_DOCUMENT EXTRACT_:

Try LFM • Documentation • LEAP

LFM2.5-1.2B-Base

LFM2.5 is a new family of hybrid models designed for on-device deployment. It builds on the LFM2 architecture with extended pre-training and reinforcement learning.

Find more information about LFM2.5 in our blog post.

🗒️ Model Details

Model	Parameters	Description
LFM2.5-1.2B-Base	1.2B	Pre-trained base model for fine-tuning
LFM2.5-1.2B-Instruct	1.2B	General-purpose instruction-tuned model
LFM2.5-1.2B-JP	1.2B	Japanese-optimized chat model
LFM2.5-VL-1.6B	1.6B	Vision-language model with fast inference
LFM2.5-Audio-1.5B	1.5B	Audio-language model for speech and text I/O

LFM2.5-1.2B-Base is the pre-trained text-only checkpoint, used to create all the LFM2.5-1.2B variants. It has the following features:

Number of parameters: 1.17B
Number of layers: 16 (10 double-gated LIV convolution blocks + 6 GQA blocks)

_DATASET RECORDS_:
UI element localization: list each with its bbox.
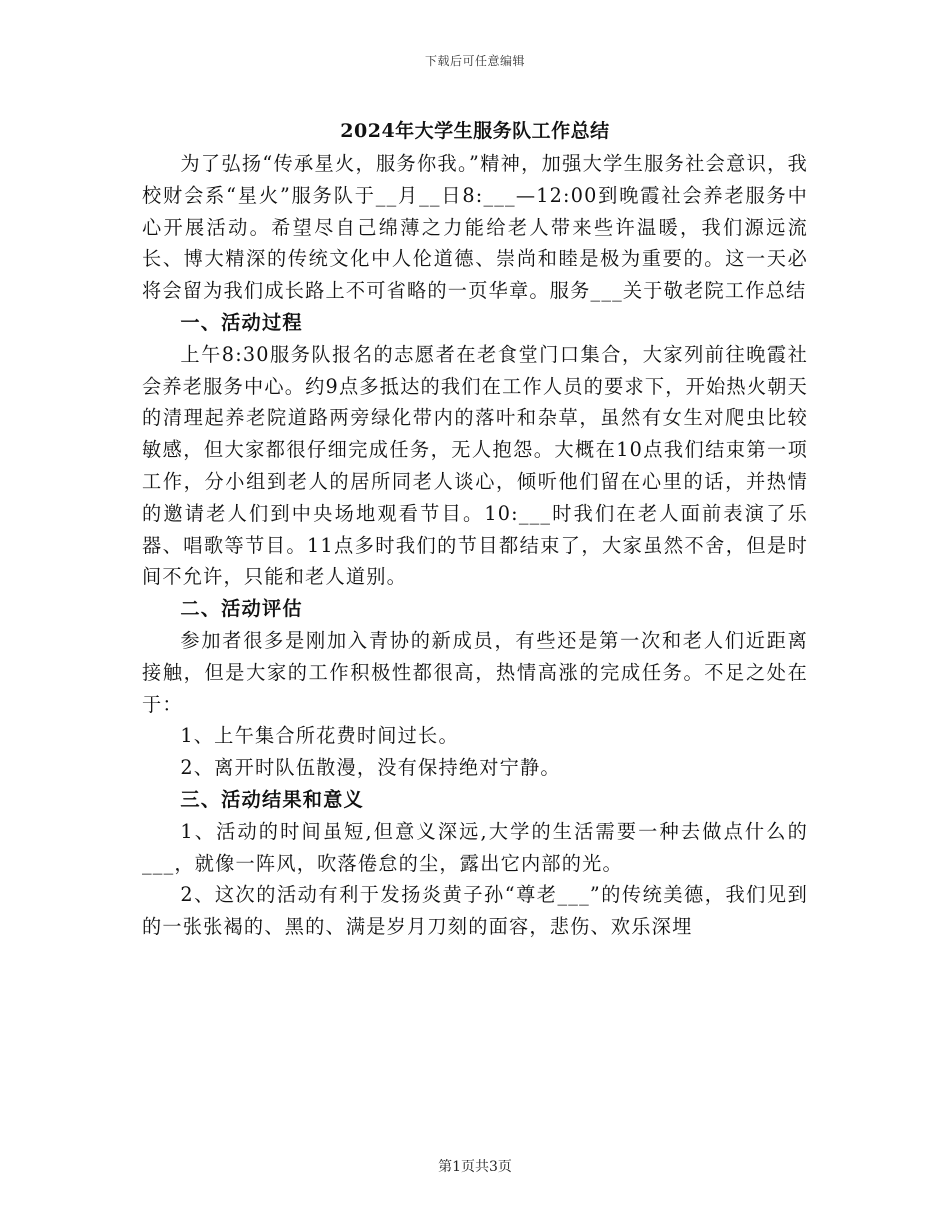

---

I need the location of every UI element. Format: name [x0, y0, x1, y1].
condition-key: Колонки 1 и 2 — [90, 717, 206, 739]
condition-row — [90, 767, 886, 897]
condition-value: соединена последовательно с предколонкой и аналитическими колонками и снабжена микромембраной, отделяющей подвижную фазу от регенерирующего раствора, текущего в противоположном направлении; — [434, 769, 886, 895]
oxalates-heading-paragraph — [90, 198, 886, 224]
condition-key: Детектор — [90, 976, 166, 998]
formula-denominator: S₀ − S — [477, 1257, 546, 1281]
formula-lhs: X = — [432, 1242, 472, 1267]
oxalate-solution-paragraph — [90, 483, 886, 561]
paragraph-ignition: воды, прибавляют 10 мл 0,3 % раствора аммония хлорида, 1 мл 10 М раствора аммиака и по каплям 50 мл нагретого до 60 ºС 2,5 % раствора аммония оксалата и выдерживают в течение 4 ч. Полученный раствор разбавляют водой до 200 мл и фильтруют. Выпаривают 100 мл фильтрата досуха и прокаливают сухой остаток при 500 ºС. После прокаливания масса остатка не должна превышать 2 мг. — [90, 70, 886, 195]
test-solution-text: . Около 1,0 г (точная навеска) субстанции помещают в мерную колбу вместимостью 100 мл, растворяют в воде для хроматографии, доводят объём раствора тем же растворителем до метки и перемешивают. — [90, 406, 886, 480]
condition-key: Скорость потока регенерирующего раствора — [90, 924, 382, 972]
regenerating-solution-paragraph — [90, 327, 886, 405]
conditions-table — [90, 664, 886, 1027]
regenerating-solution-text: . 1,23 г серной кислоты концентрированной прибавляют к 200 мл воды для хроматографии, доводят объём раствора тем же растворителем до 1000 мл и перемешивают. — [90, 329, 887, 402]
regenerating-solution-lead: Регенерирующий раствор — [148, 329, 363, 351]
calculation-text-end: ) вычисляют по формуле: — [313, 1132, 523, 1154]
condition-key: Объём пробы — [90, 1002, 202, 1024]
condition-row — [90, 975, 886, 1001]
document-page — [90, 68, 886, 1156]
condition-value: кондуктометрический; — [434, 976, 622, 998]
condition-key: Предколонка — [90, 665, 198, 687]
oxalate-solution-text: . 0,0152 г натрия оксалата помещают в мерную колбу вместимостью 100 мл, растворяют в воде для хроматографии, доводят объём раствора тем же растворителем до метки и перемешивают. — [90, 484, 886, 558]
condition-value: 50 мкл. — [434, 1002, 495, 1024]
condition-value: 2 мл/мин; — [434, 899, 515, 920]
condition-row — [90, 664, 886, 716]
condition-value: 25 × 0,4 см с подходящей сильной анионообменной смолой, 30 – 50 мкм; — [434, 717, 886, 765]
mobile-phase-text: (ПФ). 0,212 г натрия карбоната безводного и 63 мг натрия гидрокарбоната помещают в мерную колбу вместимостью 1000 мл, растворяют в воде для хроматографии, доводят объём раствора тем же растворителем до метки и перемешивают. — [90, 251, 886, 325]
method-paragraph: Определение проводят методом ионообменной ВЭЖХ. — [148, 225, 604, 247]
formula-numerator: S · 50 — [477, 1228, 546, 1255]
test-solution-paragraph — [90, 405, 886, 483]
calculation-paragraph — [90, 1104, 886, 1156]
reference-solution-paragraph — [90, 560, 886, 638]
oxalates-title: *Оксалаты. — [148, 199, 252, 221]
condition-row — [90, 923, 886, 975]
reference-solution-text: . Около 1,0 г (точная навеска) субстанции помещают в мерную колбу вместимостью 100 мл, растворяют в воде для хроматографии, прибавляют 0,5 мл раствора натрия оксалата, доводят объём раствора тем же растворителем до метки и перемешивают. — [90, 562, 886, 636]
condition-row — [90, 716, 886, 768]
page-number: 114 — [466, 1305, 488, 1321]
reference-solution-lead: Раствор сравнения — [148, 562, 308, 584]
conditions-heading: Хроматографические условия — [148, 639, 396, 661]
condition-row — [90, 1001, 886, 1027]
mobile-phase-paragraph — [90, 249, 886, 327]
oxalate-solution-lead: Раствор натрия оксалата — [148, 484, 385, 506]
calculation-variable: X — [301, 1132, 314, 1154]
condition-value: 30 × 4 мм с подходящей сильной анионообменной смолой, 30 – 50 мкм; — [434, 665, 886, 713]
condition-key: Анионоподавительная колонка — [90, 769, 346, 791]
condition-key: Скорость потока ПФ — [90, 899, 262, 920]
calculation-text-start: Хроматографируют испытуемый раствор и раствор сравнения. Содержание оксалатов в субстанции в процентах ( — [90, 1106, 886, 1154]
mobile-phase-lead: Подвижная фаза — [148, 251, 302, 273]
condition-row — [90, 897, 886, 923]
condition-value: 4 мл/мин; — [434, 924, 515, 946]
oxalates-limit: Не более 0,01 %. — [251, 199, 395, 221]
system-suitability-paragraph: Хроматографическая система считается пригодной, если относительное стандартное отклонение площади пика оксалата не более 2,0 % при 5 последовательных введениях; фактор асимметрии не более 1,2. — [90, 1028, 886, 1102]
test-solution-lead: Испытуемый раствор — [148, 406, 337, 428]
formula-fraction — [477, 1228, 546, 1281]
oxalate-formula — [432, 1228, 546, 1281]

---

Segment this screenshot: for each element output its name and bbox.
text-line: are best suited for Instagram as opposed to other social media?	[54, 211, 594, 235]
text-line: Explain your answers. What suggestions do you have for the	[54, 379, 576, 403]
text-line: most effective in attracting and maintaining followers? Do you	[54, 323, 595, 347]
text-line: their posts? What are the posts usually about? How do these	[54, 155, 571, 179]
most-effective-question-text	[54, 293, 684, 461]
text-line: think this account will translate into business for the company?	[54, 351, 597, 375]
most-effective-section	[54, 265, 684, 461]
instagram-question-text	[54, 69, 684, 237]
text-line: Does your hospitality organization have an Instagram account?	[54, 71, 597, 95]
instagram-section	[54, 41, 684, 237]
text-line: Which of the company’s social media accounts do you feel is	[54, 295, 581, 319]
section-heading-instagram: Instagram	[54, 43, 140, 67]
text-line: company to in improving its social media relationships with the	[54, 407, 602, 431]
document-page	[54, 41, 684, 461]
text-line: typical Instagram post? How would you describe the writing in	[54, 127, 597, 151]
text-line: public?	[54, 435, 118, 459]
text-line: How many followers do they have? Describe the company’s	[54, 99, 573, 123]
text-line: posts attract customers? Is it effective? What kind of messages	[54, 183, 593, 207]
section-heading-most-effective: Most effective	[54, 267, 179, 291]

_WHAT IS ASKED_:
**a)** Arrange the rows that open with the line containing "Segment this screenshot: for" and close with the line containing "267, 179, 291]" as a JSON list of strings, one string per line, with blank lines left out.
**b)** Pick up the LFM2.5-1.2B-Base model description after its last line and keep writing it.

_ANSWERS TO THE PROBLEMS_:
**a)**
[
  "Segment this screenshot: for each element output its name and bbox.",
  "text-line: are best suited for Instagram as opposed to other social media?\t[54, 211, 594, 235]",
  "text-line: Explain your answers. What suggestions do you have for the\t[54, 379, 576, 403]",
  "text-line: most effective in attracting and maintaining followers? Do you\t[54, 323, 595, 347]",
  "text-line: their posts? What are the posts usually about? How do these\t[54, 155, 571, 179]",
  "most-effective-question-text\t[54, 293, 684, 461]",
  "text-line: think this account will translate into business for the company?\t[54, 351, 597, 375]",
  "most-effective-section\t[54, 265, 684, 461]",
  "instagram-question-text\t[54, 69, 684, 237]",
  "text-line: Does your hospitality organization have an Instagram account?\t[54, 71, 597, 95]",
  "instagram-section\t[54, 41, 684, 237]",
  "text-line: Which of the company’s social media accounts do you feel is\t[54, 295, 581, 319]",
  "section-heading-instagram: Instagram\t[54, 43, 140, 67]",
  "text-line: company to in improving its social media relationships with the\t[54, 407, 602, 431]",
  "document-page\t[54, 41, 684, 461]",
  "text-line: typical Instagram post? How would you describe the writing in\t[54, 127, 597, 151]",
  "text-line: public?\t[54, 435, 118, 459]",
  "text-line: How many followers do they have? Describe the company’s\t[54, 99, 573, 123]",
  "text-line: posts attract customers? Is it effective? What kind of messages\t[54, 183, 593, 207]",
  "section-heading-most-effective: Most effective\t[54, 267, 179, 291]"
]

**b)**
Training budget: 28T tokens
Context length: 32,768 tokens
Vocabulary size: 65,536
Languages: English, Arabic, Chinese, French, German, Japanese, Korean, Spanish

Model	Description
LFM2.5-1.2B-Base	Original model checkpoint in native format. Best for fine-tuning or inference with Transformers and vLLM.
LFM2.5-1.2B-Base-GGUF	Quantized format for llama.cpp and compatible tools. Optimized for CPU inference and local deployment with reduced memory usage.
LFM2.5-1.2B-Base-ONNX	ONNX Runtime format for cross-platform deployment. Enables hardware-accelerated inference across diverse environments (cloud, edge, mobile).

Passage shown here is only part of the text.